• Brief
Once the pictures are set aside, transcribe the remaining data exactly.

• Records for this exercise
——————————

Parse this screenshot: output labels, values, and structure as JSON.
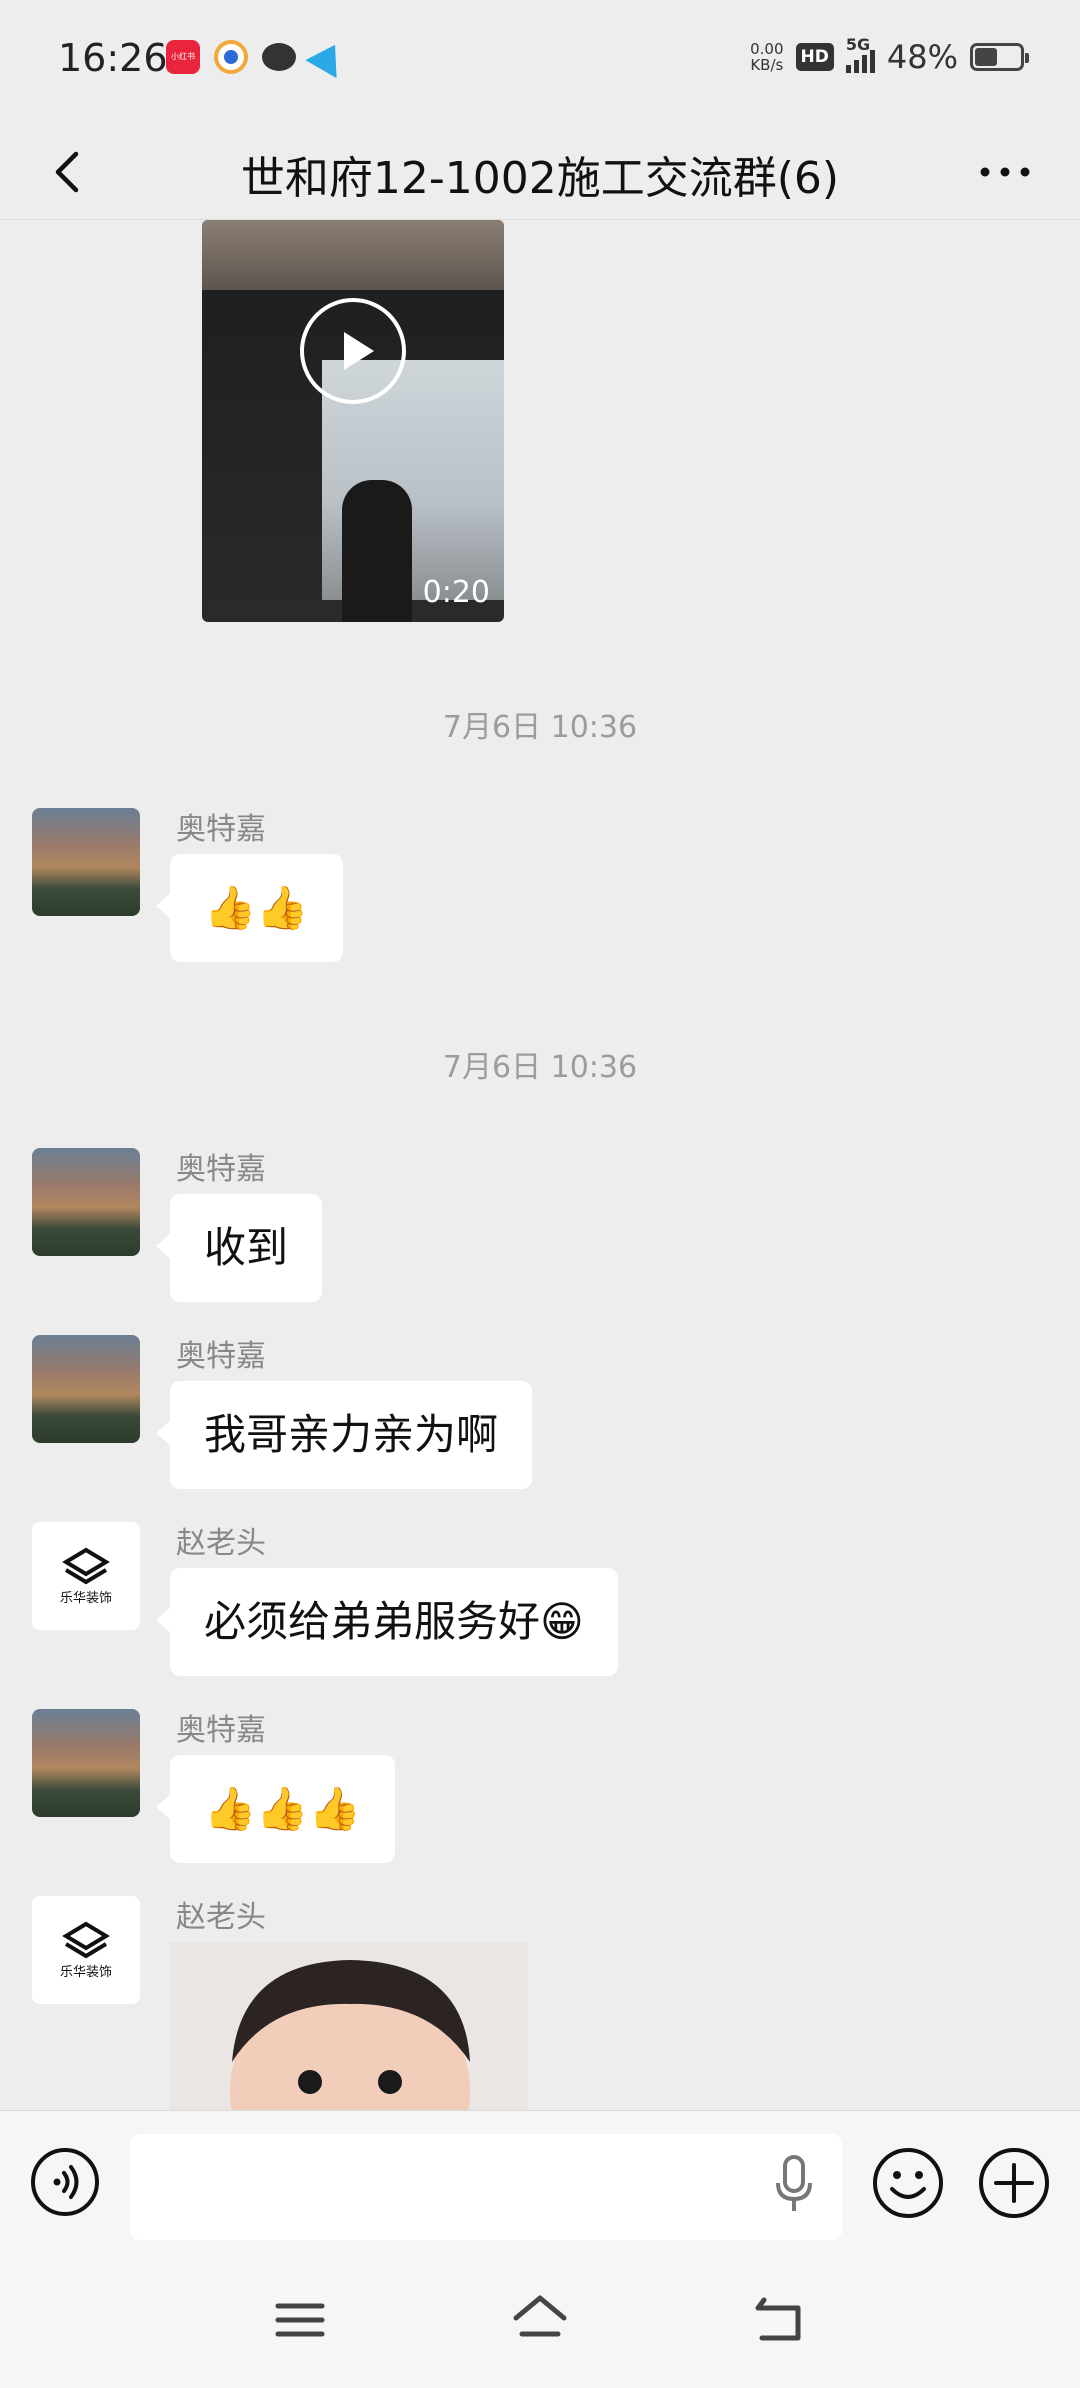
{
  "status_bar": {
    "time": "16:26",
    "net_speed_value": "0.00",
    "net_speed_unit": "KB/s",
    "hd": "HD",
    "network": "5G",
    "battery_percent": "48%",
    "app_badge_text": "小红书"
  },
  "title_bar": {
    "title": "世和府12-1002施工交流群(6)"
  },
  "messages": [
    {
      "type": "video",
      "duration": "0:20"
    },
    {
      "type": "timestamp",
      "text": "7月6日 10:36"
    },
    {
      "type": "text",
      "sender": "奥特嘉",
      "text": "👍👍"
    },
    {
      "type": "timestamp",
      "text": "7月6日 10:36"
    },
    {
      "type": "text",
      "sender": "奥特嘉",
      "text": "收到"
    },
    {
      "type": "text",
      "sender": "奥特嘉",
      "text": "我哥亲力亲为啊"
    },
    {
      "type": "text",
      "sender": "赵老头",
      "text": "必须给弟弟服务好😁"
    },
    {
      "type": "text",
      "sender": "奥特嘉",
      "text": "👍👍👍"
    },
    {
      "type": "image",
      "sender": "赵老头"
    }
  ],
  "logo": {
    "text": "乐华装饰"
  },
  "colors": {
    "background": "#EDEDED",
    "bubble": "#FFFFFF",
    "timestamp": "#9C9C9C",
    "sender": "#888888"
  }
}
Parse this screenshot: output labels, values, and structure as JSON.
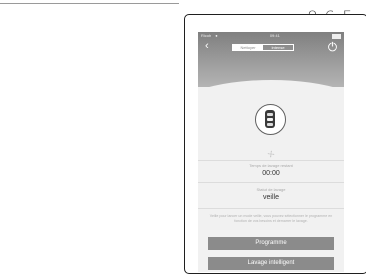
{
  "page_label": "8.6-5",
  "status_bar": {
    "carrier": "Ricoh",
    "signal": "●",
    "time": "09:41"
  },
  "nav": {
    "back_glyph": "‹",
    "segments": [
      {
        "label": "Nettoyer",
        "active": true
      },
      {
        "label": "Intense",
        "active": false
      }
    ],
    "power_icon": "power-icon"
  },
  "robot_icon": "robot-vacuum-icon",
  "fan_icon": "fan-icon",
  "rows": [
    {
      "label": "Temps de lavage restant",
      "value": "00:00"
    },
    {
      "label": "Statut de lavage",
      "value": "veille"
    }
  ],
  "note": "Veille pour lancer un mode veille, vous pouvez sélectionner le programme en fonction de vos besoins et demarrer le lavage.",
  "buttons": {
    "primary": "Programme",
    "secondary": "Lavage intelligent"
  },
  "colors": {
    "header": "#9a9a9a",
    "button": "#8b8b8b",
    "screen_bg": "#f1f1f1"
  }
}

——————————

• Result of this exercise
Parse this screenshot: output labels, values, and structure as JSON.
{
  "status_bar": {
    "time": "16:26",
    "net_speed_value": "0.00",
    "net_speed_unit": "KB/s",
    "hd": "HD",
    "network": "5G",
    "battery_percent": "48%",
    "app_badge_text": "小红书"
  },
  "title_bar": {
    "title": "世和府12-1002施工交流群(6)"
  },
  "messages": [
    {
      "type": "video",
      "duration": "0:20"
    },
    {
      "type": "timestamp",
      "text": "7月6日 10:36"
    },
    {
      "type": "text",
      "sender": "奥特嘉",
      "text": "👍👍"
    },
    {
      "type": "timestamp",
      "text": "7月6日 10:36"
    },
    {
      "type": "text",
      "sender": "奥特嘉",
      "text": "收到"
    },
    {
      "type": "text",
      "sender": "奥特嘉",
      "text": "我哥亲力亲为啊"
    },
    {
      "type": "text",
      "sender": "赵老头",
      "text": "必须给弟弟服务好😁"
    },
    {
      "type": "text",
      "sender": "奥特嘉",
      "text": "👍👍👍"
    },
    {
      "type": "image",
      "sender": "赵老头"
    }
  ],
  "logo": {
    "text": "乐华装饰"
  },
  "colors": {
    "background": "#EDEDED",
    "bubble": "#FFFFFF",
    "timestamp": "#9C9C9C",
    "sender": "#888888"
  }
}
Parse this screenshot: output labels, values, and structure as JSON.
{
  "page_label": "8.6-5",
  "status_bar": {
    "carrier": "Ricoh",
    "signal": "●",
    "time": "09:41"
  },
  "nav": {
    "back_glyph": "‹",
    "segments": [
      {
        "label": "Nettoyer",
        "active": true
      },
      {
        "label": "Intense",
        "active": false
      }
    ],
    "power_icon": "power-icon"
  },
  "robot_icon": "robot-vacuum-icon",
  "fan_icon": "fan-icon",
  "rows": [
    {
      "label": "Temps de lavage restant",
      "value": "00:00"
    },
    {
      "label": "Statut de lavage",
      "value": "veille"
    }
  ],
  "note": "Veille pour lancer un mode veille, vous pouvez sélectionner le programme en fonction de vos besoins et demarrer le lavage.",
  "buttons": {
    "primary": "Programme",
    "secondary": "Lavage intelligent"
  },
  "colors": {
    "header": "#9a9a9a",
    "button": "#8b8b8b",
    "screen_bg": "#f1f1f1"
  }
}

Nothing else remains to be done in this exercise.